Exercise:
The data must be returned in full and exactly as given.

Data for this exercise:
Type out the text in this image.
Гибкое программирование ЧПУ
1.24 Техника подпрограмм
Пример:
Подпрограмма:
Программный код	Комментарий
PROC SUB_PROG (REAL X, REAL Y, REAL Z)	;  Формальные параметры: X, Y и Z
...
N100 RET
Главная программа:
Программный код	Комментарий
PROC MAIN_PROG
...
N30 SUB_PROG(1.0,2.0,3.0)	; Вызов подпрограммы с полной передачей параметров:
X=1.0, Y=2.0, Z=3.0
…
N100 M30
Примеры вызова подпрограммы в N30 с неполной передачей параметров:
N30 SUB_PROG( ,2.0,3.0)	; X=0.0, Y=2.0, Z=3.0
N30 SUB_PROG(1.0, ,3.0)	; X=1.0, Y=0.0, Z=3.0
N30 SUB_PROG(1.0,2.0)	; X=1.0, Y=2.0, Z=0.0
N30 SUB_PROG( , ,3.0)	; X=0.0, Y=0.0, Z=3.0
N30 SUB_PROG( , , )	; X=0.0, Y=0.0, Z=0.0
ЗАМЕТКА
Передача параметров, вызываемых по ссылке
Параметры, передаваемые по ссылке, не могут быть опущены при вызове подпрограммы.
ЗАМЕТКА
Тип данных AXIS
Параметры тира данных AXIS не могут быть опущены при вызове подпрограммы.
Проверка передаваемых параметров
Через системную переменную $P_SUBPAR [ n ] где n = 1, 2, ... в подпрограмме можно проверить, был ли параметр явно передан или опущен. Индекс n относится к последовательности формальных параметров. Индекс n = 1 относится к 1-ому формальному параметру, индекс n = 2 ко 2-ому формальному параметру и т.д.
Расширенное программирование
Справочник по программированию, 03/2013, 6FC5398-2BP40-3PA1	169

Right answer:
Type out the text in this image.
Гибкое программирование ЧПУ
1.24 Техника подпрограмм
Пример:
Подпрограмма:
Программный код	Комментарий
PROC SUB_PROG (REAL X, REAL Y, REAL Z)	;  Формальные параметры: X, Y и Z
...
N100 RET
Главная программа:
Программный код	Комментарий
PROC MAIN_PROG
...
N30 SUB_PROG(1.0,2.0,3.0)	; Вызов подпрограммы с полной передачей параметров:
X=1.0, Y=2.0, Z=3.0
…
N100 M30
Примеры вызова подпрограммы в N30 с неполной передачей параметров:
N30 SUB_PROG( ,2.0,3.0)	; X=0.0, Y=2.0, Z=3.0
N30 SUB_PROG(1.0, ,3.0)	; X=1.0, Y=0.0, Z=3.0
N30 SUB_PROG(1.0,2.0)	; X=1.0, Y=2.0, Z=0.0
N30 SUB_PROG( , ,3.0)	; X=0.0, Y=0.0, Z=3.0
N30 SUB_PROG( , , )	; X=0.0, Y=0.0, Z=0.0
ЗАМЕТКА
Передача параметров, вызываемых по ссылке
Параметры, передаваемые по ссылке, не могут быть опущены при вызове подпрограммы.
ЗАМЕТКА
Тип данных AXIS
Параметры тира данных AXIS не могут быть опущены при вызове подпрограммы.
Проверка передаваемых параметров
Через системную переменную $P_SUBPAR [ n ] где n = 1, 2, ... в подпрограмме можно проверить, был ли параметр явно передан или опущен. Индекс n относится к последовательности формальных параметров. Индекс n = 1 относится к 1-ому формальному параметру, индекс n = 2 ко 2-ому формальному параметру и т.д.
Расширенное программирование
Справочник по программированию, 03/2013, 6FC5398-2BP40-3PA1	169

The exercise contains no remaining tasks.